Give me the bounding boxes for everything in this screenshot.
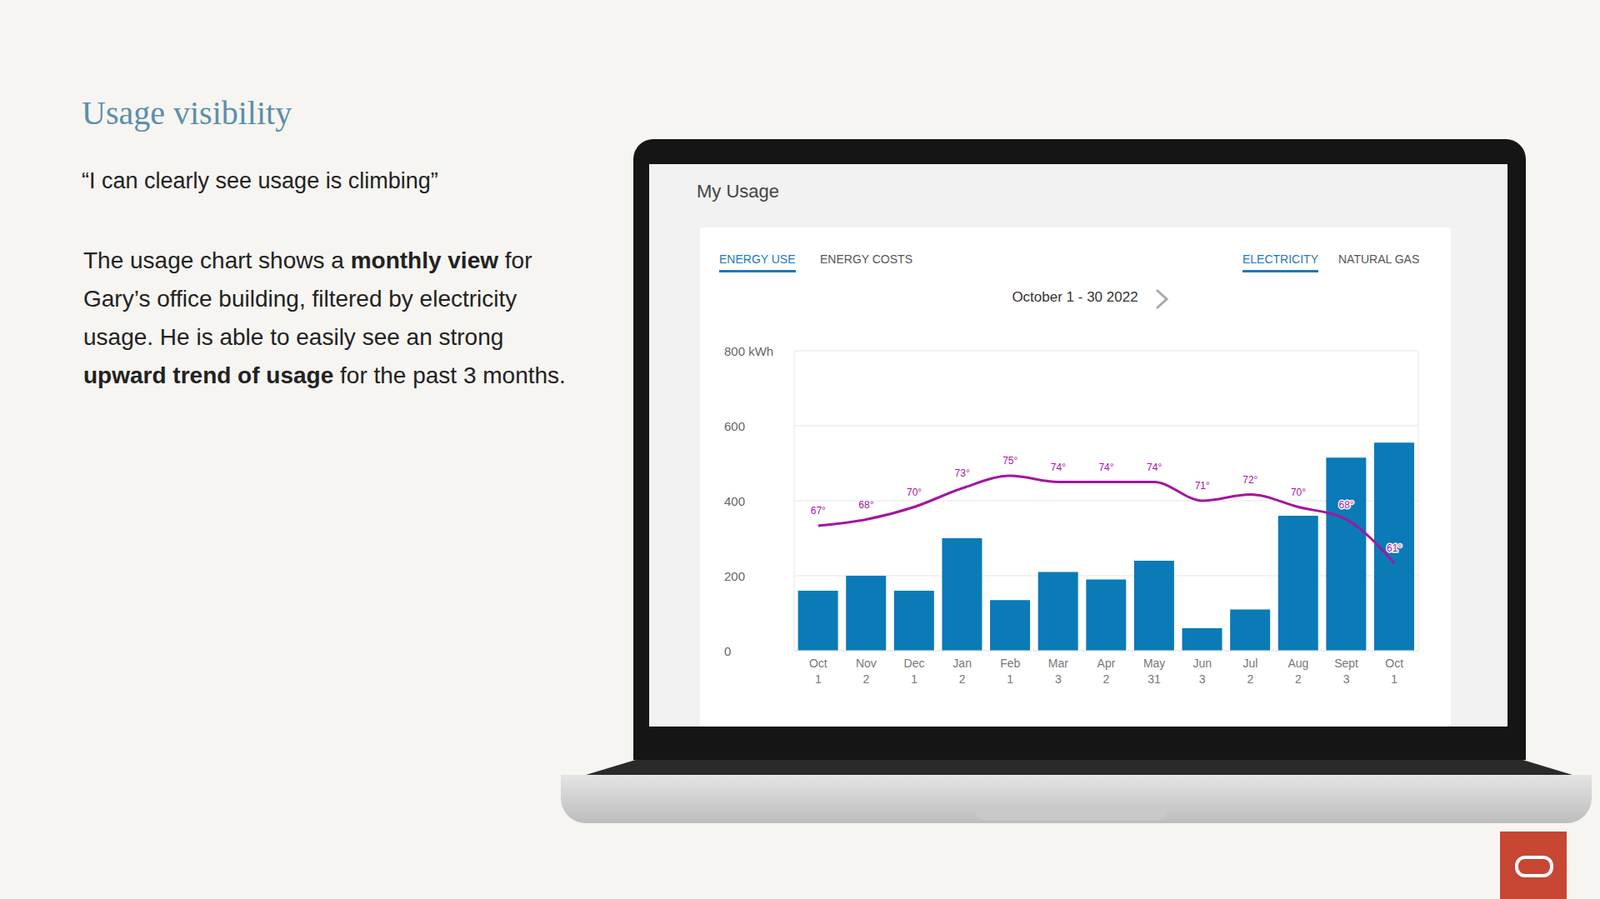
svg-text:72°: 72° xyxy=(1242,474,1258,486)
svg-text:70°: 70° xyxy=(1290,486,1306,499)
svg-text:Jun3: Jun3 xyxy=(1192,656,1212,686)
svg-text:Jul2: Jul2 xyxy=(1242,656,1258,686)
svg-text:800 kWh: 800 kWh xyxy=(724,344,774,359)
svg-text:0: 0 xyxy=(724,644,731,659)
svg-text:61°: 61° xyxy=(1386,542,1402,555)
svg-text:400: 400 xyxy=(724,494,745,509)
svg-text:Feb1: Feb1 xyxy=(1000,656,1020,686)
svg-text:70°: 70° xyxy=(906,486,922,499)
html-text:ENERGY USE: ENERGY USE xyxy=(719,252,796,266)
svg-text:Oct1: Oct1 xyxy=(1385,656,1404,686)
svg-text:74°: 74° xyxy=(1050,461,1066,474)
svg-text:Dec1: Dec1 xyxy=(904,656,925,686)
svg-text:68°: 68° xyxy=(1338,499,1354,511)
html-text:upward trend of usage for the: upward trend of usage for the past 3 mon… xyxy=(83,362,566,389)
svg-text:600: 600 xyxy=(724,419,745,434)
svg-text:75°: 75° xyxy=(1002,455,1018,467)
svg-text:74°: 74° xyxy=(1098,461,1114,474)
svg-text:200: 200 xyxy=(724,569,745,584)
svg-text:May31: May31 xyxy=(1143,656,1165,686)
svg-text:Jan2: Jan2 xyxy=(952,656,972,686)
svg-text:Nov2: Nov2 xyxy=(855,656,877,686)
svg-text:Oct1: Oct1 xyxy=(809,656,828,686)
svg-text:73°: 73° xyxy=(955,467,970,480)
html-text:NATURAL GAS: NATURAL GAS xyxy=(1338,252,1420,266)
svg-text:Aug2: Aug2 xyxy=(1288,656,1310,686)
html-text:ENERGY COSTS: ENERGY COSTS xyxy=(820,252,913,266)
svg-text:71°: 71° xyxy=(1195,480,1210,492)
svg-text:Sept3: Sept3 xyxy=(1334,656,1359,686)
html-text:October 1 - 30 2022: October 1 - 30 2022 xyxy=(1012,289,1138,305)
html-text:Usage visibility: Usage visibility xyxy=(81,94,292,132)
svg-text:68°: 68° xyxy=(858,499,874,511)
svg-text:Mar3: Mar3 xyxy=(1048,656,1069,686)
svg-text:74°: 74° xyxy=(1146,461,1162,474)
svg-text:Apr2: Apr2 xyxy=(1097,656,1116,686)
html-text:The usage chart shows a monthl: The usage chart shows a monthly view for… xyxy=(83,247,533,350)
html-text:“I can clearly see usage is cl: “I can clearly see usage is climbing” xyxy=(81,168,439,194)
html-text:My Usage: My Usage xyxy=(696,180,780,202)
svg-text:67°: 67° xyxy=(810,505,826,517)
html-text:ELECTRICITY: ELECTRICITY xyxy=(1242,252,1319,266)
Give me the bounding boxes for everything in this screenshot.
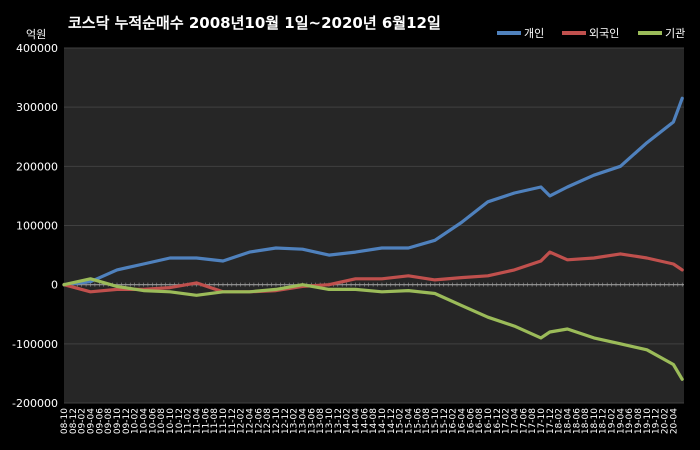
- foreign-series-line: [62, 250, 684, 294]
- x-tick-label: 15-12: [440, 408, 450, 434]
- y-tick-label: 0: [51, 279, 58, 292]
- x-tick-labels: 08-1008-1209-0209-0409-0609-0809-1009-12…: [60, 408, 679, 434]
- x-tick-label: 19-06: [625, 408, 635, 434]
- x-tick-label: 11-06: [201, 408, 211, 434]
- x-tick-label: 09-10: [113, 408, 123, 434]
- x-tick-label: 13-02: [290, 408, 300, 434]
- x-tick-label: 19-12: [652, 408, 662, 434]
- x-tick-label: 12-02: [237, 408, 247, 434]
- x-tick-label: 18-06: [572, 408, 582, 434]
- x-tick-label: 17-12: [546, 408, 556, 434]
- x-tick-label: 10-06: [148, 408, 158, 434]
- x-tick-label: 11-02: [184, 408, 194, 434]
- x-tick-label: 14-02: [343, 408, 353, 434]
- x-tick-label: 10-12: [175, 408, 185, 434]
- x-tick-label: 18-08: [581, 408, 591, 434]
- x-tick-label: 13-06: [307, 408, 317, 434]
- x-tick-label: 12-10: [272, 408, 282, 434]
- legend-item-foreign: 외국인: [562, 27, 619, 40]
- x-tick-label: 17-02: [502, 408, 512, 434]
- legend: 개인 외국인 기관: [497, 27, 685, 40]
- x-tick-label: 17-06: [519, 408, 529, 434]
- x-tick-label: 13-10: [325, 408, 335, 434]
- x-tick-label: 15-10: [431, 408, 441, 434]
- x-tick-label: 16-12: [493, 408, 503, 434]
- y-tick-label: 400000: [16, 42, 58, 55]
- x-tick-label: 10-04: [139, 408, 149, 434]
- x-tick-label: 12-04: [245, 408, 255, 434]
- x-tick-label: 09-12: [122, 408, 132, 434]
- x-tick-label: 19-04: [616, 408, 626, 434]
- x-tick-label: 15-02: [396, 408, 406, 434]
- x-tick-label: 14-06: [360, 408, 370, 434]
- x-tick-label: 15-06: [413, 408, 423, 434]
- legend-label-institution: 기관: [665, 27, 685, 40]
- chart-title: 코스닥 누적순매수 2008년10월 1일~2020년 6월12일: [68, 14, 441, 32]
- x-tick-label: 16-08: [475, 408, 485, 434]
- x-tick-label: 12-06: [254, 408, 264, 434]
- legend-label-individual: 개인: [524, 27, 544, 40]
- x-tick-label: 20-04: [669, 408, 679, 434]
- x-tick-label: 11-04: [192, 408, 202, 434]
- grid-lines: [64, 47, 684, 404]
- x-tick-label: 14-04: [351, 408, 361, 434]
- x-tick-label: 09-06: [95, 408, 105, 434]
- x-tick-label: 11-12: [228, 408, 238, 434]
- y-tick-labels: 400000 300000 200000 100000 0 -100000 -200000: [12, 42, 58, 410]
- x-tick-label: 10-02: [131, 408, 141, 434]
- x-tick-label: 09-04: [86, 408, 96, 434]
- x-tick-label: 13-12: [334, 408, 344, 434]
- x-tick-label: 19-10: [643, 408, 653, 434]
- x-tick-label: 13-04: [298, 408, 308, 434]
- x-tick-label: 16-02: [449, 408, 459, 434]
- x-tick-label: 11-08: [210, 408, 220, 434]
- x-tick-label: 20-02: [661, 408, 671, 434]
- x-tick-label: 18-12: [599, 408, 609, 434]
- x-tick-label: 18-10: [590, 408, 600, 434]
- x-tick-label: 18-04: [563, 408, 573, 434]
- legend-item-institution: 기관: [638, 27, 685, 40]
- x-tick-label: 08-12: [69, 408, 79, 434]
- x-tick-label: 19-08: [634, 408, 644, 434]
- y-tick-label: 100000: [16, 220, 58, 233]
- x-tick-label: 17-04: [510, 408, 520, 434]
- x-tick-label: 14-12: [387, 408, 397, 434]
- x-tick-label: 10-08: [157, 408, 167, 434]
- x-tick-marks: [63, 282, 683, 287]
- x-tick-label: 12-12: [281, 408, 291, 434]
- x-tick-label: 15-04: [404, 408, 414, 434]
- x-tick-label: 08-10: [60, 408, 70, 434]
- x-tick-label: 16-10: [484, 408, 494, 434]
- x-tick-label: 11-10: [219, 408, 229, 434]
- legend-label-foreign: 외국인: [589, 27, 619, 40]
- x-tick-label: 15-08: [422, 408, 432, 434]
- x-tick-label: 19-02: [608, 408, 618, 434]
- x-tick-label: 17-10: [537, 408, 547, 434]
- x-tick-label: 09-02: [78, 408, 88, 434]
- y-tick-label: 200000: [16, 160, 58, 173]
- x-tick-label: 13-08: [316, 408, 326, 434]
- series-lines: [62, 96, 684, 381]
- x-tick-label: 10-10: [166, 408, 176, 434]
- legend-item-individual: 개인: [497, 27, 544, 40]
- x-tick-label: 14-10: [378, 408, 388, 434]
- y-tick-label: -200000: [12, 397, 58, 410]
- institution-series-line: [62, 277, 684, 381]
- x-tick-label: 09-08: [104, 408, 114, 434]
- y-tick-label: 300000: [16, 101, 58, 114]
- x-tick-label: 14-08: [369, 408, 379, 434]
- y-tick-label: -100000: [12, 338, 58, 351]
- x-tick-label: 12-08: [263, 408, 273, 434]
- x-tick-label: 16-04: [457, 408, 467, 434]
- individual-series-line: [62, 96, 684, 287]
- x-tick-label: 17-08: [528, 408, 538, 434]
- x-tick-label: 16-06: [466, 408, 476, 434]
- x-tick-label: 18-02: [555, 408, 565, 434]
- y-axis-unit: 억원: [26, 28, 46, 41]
○ ○ ○
» **Instructions to follow**
Rewrite the stretch from the line containing "- foreign-series-line: [62, 250, 684, 294]" through the line containing "- legend-label-individual: 개인: [524, 27, 544, 40]", swapping "y-tick-label" for "y-axis-label" and keeping everything else unchanged.

» **Answer to the task**
- foreign-series-line: [62, 250, 684, 294]
- x-tick-label: 15-12: [440, 408, 450, 434]
- y-axis-label: 0: [51, 279, 58, 292]
- x-tick-labels: 08-1008-1209-0209-0409-0609-0809-1009-12…: [60, 408, 679, 434]
- x-tick-label: 19-06: [625, 408, 635, 434]
- x-tick-label: 11-06: [201, 408, 211, 434]
- x-tick-label: 09-10: [113, 408, 123, 434]
- x-tick-label: 13-02: [290, 408, 300, 434]
- x-tick-label: 19-12: [652, 408, 662, 434]
- x-tick-label: 12-02: [237, 408, 247, 434]
- x-tick-label: 18-06: [572, 408, 582, 434]
- x-tick-label: 17-12: [546, 408, 556, 434]
- x-tick-label: 10-06: [148, 408, 158, 434]
- x-tick-label: 11-02: [184, 408, 194, 434]
- x-tick-label: 14-02: [343, 408, 353, 434]
- x-tick-label: 10-12: [175, 408, 185, 434]
- x-tick-label: 18-08: [581, 408, 591, 434]
- x-tick-label: 13-06: [307, 408, 317, 434]
- x-tick-label: 12-10: [272, 408, 282, 434]
- legend-item-foreign: 외국인: [562, 27, 619, 40]
- x-tick-label: 17-02: [502, 408, 512, 434]
- legend: 개인 외국인 기관: [497, 27, 685, 40]
- x-tick-label: 17-06: [519, 408, 529, 434]
- x-tick-label: 13-10: [325, 408, 335, 434]
- x-tick-label: 15-10: [431, 408, 441, 434]
- x-tick-label: 16-12: [493, 408, 503, 434]
- y-axis-label: 400000: [16, 42, 58, 55]
- x-tick-label: 10-04: [139, 408, 149, 434]
- x-tick-label: 12-04: [245, 408, 255, 434]
- x-tick-label: 09-12: [122, 408, 132, 434]
- x-tick-label: 19-04: [616, 408, 626, 434]
- x-tick-label: 15-02: [396, 408, 406, 434]
- x-tick-label: 14-06: [360, 408, 370, 434]
- x-tick-label: 15-06: [413, 408, 423, 434]
- legend-label-institution: 기관: [665, 27, 685, 40]
- chart-title: 코스닥 누적순매수 2008년10월 1일~2020년 6월12일: [68, 14, 441, 32]
- x-tick-label: 16-08: [475, 408, 485, 434]
- x-tick-label: 12-06: [254, 408, 264, 434]
- legend-label-individual: 개인: [524, 27, 544, 40]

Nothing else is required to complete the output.